◆ Problem ◆
Each line that follows is to be retyped exactly.

◆ Records shown ◆
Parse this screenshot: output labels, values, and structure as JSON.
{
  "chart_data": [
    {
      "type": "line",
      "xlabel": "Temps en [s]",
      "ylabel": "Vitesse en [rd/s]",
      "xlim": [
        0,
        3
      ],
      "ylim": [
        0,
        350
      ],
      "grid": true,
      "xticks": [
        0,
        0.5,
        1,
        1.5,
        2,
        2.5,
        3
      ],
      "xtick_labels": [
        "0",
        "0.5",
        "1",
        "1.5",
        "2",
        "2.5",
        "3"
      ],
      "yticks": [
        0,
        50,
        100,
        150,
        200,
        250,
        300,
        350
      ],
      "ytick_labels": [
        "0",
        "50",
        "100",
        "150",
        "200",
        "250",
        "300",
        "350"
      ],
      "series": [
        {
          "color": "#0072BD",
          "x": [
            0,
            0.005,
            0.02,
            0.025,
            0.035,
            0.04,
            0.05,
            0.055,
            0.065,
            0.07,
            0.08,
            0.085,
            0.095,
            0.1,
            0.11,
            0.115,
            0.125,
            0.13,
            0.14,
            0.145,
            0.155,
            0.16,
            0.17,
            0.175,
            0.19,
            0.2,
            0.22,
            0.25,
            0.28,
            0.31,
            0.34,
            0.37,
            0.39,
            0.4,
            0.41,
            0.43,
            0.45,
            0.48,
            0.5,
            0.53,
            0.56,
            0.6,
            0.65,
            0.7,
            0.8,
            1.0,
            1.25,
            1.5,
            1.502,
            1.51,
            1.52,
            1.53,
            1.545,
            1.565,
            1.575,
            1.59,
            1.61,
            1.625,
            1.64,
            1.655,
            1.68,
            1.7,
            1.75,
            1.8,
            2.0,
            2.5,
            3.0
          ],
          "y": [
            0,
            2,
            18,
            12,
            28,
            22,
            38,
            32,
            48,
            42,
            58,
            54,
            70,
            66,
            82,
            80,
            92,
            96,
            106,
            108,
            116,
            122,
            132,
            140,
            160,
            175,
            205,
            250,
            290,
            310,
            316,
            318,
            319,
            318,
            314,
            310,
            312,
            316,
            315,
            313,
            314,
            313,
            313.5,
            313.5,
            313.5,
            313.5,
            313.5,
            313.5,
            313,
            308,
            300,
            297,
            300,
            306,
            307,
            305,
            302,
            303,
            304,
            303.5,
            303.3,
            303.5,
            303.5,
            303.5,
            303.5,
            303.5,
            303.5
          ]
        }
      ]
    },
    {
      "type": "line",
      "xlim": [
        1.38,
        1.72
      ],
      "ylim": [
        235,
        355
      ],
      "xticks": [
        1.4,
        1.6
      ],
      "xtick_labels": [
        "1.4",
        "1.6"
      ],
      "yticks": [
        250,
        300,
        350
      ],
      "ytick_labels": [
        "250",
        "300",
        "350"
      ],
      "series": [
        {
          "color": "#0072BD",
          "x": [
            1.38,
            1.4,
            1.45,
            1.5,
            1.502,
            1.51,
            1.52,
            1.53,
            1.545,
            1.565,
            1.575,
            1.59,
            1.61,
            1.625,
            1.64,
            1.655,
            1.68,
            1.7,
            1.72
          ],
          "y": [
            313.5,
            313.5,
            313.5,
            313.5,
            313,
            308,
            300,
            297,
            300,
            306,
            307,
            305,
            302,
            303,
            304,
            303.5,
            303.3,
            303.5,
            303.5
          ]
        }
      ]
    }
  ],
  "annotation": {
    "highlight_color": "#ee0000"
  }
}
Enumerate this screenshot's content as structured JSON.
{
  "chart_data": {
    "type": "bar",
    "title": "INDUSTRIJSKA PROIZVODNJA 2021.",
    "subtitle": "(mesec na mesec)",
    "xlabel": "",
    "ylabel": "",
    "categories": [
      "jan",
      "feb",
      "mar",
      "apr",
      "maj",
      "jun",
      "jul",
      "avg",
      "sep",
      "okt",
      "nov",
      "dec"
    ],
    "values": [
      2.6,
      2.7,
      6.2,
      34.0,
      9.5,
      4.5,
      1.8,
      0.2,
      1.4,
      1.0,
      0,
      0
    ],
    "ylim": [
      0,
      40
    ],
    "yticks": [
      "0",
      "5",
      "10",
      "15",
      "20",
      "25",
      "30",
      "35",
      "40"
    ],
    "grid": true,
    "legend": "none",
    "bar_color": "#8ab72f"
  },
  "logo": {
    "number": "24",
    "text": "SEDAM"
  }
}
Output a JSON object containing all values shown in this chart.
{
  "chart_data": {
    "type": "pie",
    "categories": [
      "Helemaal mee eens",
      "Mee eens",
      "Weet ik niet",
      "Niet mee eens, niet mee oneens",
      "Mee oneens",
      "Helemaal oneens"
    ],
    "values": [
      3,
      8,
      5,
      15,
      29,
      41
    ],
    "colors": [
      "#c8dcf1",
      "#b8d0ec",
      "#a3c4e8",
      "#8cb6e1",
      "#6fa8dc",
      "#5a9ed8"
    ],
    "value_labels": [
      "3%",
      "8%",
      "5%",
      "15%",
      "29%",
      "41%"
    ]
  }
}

◆ Written solution ◆
Parse this screenshot: output labels, values, and structure as JSON.
{
  "chart_data": [
    {
      "type": "line",
      "xlabel": "Temps en [s]",
      "ylabel": "Vitesse en [rd/s]",
      "xlim": [
        0,
        3
      ],
      "ylim": [
        0,
        350
      ],
      "grid": true,
      "xticks": [
        0,
        0.5,
        1,
        1.5,
        2,
        2.5,
        3
      ],
      "xtick_labels": [
        "0",
        "0.5",
        "1",
        "1.5",
        "2",
        "2.5",
        "3"
      ],
      "yticks": [
        0,
        50,
        100,
        150,
        200,
        250,
        300,
        350
      ],
      "ytick_labels": [
        "0",
        "50",
        "100",
        "150",
        "200",
        "250",
        "300",
        "350"
      ],
      "series": [
        {
          "color": "#0072BD",
          "x": [
            0,
            0.005,
            0.02,
            0.025,
            0.035,
            0.04,
            0.05,
            0.055,
            0.065,
            0.07,
            0.08,
            0.085,
            0.095,
            0.1,
            0.11,
            0.115,
            0.125,
            0.13,
            0.14,
            0.145,
            0.155,
            0.16,
            0.17,
            0.175,
            0.19,
            0.2,
            0.22,
            0.25,
            0.28,
            0.31,
            0.34,
            0.37,
            0.39,
            0.4,
            0.41,
            0.43,
            0.45,
            0.48,
            0.5,
            0.53,
            0.56,
            0.6,
            0.65,
            0.7,
            0.8,
            1.0,
            1.25,
            1.5,
            1.502,
            1.51,
            1.52,
            1.53,
            1.545,
            1.565,
            1.575,
            1.59,
            1.61,
            1.625,
            1.64,
            1.655,
            1.68,
            1.7,
            1.75,
            1.8,
            2.0,
            2.5,
            3.0
          ],
          "y": [
            0,
            2,
            18,
            12,
            28,
            22,
            38,
            32,
            48,
            42,
            58,
            54,
            70,
            66,
            82,
            80,
            92,
            96,
            106,
            108,
            116,
            122,
            132,
            140,
            160,
            175,
            205,
            250,
            290,
            310,
            316,
            318,
            319,
            318,
            314,
            310,
            312,
            316,
            315,
            313,
            314,
            313,
            313.5,
            313.5,
            313.5,
            313.5,
            313.5,
            313.5,
            313,
            308,
            300,
            297,
            300,
            306,
            307,
            305,
            302,
            303,
            304,
            303.5,
            303.3,
            303.5,
            303.5,
            303.5,
            303.5,
            303.5,
            303.5
          ]
        }
      ]
    },
    {
      "type": "line",
      "xlim": [
        1.38,
        1.72
      ],
      "ylim": [
        235,
        355
      ],
      "xticks": [
        1.4,
        1.6
      ],
      "xtick_labels": [
        "1.4",
        "1.6"
      ],
      "yticks": [
        250,
        300,
        350
      ],
      "ytick_labels": [
        "250",
        "300",
        "350"
      ],
      "series": [
        {
          "color": "#0072BD",
          "x": [
            1.38,
            1.4,
            1.45,
            1.5,
            1.502,
            1.51,
            1.52,
            1.53,
            1.545,
            1.565,
            1.575,
            1.59,
            1.61,
            1.625,
            1.64,
            1.655,
            1.68,
            1.7,
            1.72
          ],
          "y": [
            313.5,
            313.5,
            313.5,
            313.5,
            313,
            308,
            300,
            297,
            300,
            306,
            307,
            305,
            302,
            303,
            304,
            303.5,
            303.3,
            303.5,
            303.5
          ]
        }
      ]
    }
  ],
  "annotation": {
    "highlight_color": "#ee0000"
  }
}
Enumerate this screenshot's content as structured JSON.
{
  "chart_data": {
    "type": "bar",
    "title": "INDUSTRIJSKA PROIZVODNJA 2021.",
    "subtitle": "(mesec na mesec)",
    "xlabel": "",
    "ylabel": "",
    "categories": [
      "jan",
      "feb",
      "mar",
      "apr",
      "maj",
      "jun",
      "jul",
      "avg",
      "sep",
      "okt",
      "nov",
      "dec"
    ],
    "values": [
      2.6,
      2.7,
      6.2,
      34.0,
      9.5,
      4.5,
      1.8,
      0.2,
      1.4,
      1.0,
      0,
      0
    ],
    "ylim": [
      0,
      40
    ],
    "yticks": [
      "0",
      "5",
      "10",
      "15",
      "20",
      "25",
      "30",
      "35",
      "40"
    ],
    "grid": true,
    "legend": "none",
    "bar_color": "#8ab72f"
  },
  "logo": {
    "number": "24",
    "text": "SEDAM"
  }
}
Output a JSON object containing all values shown in this chart.
{
  "chart_data": {
    "type": "pie",
    "categories": [
      "Helemaal mee eens",
      "Mee eens",
      "Weet ik niet",
      "Niet mee eens, niet mee oneens",
      "Mee oneens",
      "Helemaal oneens"
    ],
    "values": [
      3,
      8,
      5,
      15,
      29,
      41
    ],
    "colors": [
      "#c8dcf1",
      "#b8d0ec",
      "#a3c4e8",
      "#8cb6e1",
      "#6fa8dc",
      "#5a9ed8"
    ],
    "value_labels": [
      "3%",
      "8%",
      "5%",
      "15%",
      "29%",
      "41%"
    ]
  }
}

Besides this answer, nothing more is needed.